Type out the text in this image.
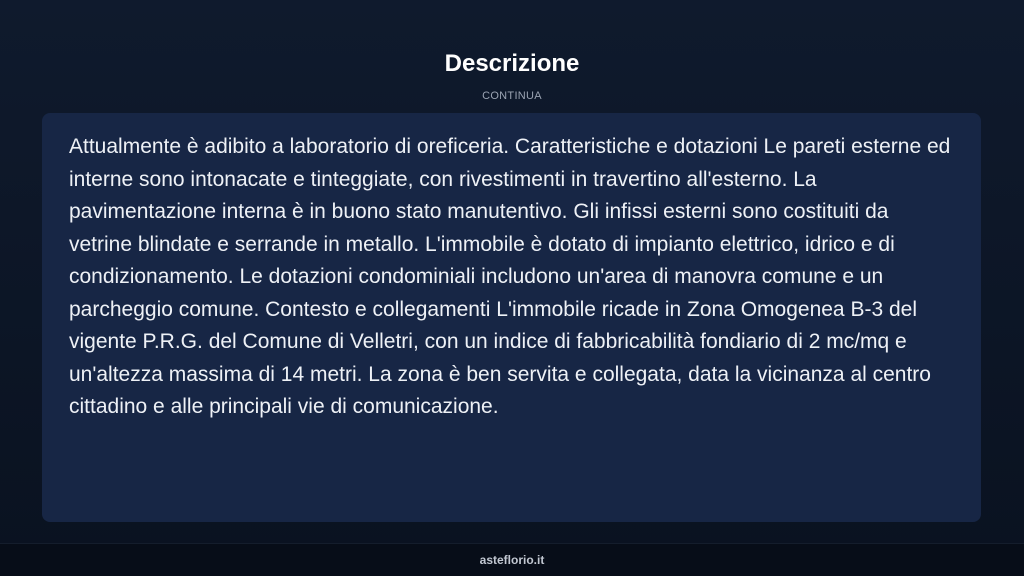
Descrizione
CONTINUA

Attualmente è adibito a laboratorio di oreficeria. Caratteristiche e dotazioni Le pareti esterne ed interne sono intonacate e tinteggiate, con rivestimenti in travertino all'esterno. La pavimentazione interna è in buono stato manutentivo. Gli infissi esterni sono costituiti da vetrine blindate e serrande in metallo. L'immobile è dotato di impianto elettrico, idrico e di condizionamento. Le dotazioni condominiali includono un'area di manovra comune e un parcheggio comune. Contesto e collegamenti L'immobile ricade in Zona Omogenea B-3 del vigente P.R.G. del Comune di Velletri, con un indice di fabbricabilità fondiario di 2 mc/mq e un'altezza massima di 14 metri. La zona è ben servita e collegata, data la vicinanza al centro cittadino e alle principali vie di comunicazione.

asteflorio.it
····················
■ Problem details
Omit the pictures and reproduce the listing exactly.

■ Solution to this task
Type out the text in this image.
Descrizione
CONTINUA

Attualmente è adibito a laboratorio di oreficeria. Caratteristiche e dotazioni Le pareti esterne ed interne sono intonacate e tinteggiate, con rivestimenti in travertino all'esterno. La pavimentazione interna è in buono stato manutentivo. Gli infissi esterni sono costituiti da vetrine blindate e serrande in metallo. L'immobile è dotato di impianto elettrico, idrico e di condizionamento. Le dotazioni condominiali includono un'area di manovra comune e un parcheggio comune. Contesto e collegamenti L'immobile ricade in Zona Omogenea B-3 del vigente P.R.G. del Comune di Velletri, con un indice di fabbricabilità fondiario di 2 mc/mq e un'altezza massima di 14 metri. La zona è ben servita e collegata, data la vicinanza al centro cittadino e alle principali vie di comunicazione.

asteflorio.it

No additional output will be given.